(Work instructions) Look through the records that follow. Copy every line containing the word "color".

■ ■ ■ ■ ■

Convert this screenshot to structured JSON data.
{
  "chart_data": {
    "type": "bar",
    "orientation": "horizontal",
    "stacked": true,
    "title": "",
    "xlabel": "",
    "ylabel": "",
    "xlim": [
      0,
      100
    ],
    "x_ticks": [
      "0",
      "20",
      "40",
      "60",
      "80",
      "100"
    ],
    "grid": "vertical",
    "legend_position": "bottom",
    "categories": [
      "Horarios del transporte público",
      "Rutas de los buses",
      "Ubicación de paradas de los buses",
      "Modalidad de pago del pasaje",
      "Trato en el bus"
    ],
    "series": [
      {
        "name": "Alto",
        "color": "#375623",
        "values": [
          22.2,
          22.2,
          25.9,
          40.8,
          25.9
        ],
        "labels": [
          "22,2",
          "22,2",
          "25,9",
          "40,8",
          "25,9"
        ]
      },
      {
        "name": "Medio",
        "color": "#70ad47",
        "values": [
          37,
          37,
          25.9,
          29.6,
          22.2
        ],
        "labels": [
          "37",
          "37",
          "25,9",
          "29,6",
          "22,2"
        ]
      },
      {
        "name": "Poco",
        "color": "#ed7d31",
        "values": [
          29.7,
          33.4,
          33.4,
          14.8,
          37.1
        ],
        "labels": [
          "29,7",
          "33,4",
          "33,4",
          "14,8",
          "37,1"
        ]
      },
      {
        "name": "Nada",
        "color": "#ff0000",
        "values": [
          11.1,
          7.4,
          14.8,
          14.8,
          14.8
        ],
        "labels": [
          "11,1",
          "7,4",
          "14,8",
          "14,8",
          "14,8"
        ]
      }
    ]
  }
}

■ ■ ■ ■ ■

(Full answer)
        "color": "#375623",
        "color": "#70ad47",
        "color": "#ed7d31",
        "color": "#ff0000",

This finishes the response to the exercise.